# WORK INSTRUCTIONS
Search the data for the word "camera" and copy every line where it occurs.

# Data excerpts
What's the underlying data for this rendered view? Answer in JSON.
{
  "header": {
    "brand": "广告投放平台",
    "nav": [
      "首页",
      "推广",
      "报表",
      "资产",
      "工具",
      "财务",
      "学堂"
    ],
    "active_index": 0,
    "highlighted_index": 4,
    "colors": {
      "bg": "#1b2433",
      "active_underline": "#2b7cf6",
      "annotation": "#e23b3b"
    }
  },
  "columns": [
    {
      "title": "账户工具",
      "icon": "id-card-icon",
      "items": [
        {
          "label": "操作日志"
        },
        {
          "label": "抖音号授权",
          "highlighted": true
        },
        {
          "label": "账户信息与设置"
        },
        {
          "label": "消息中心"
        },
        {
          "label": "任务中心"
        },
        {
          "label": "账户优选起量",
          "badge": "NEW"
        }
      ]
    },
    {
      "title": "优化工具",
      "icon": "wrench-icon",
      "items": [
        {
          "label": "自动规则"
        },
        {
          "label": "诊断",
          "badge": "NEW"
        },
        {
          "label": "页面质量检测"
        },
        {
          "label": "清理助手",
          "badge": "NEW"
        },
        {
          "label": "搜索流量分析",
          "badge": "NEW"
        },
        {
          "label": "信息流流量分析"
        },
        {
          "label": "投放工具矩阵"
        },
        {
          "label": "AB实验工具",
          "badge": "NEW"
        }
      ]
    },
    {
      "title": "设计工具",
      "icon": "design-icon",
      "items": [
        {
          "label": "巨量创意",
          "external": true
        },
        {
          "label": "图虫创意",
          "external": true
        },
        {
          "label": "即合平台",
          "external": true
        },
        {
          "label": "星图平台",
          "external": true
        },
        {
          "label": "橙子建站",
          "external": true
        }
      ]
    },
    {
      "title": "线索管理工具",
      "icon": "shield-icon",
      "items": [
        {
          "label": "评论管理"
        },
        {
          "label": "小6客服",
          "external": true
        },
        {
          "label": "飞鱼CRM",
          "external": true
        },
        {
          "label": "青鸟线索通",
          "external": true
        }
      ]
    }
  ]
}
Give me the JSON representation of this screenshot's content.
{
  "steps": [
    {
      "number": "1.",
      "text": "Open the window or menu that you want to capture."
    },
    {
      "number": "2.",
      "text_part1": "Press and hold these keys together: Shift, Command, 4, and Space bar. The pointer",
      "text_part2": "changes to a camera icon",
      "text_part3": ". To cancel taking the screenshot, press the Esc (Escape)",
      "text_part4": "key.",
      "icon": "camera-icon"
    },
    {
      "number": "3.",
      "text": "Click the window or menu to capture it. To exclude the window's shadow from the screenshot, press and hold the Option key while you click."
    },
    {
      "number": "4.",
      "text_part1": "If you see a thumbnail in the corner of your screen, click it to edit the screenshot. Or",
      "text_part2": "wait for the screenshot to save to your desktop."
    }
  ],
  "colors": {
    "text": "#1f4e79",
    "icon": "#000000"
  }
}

# OUTPUT OF THE TASK
      "text_part2": "changes to a camera icon",
      "icon": "camera-icon"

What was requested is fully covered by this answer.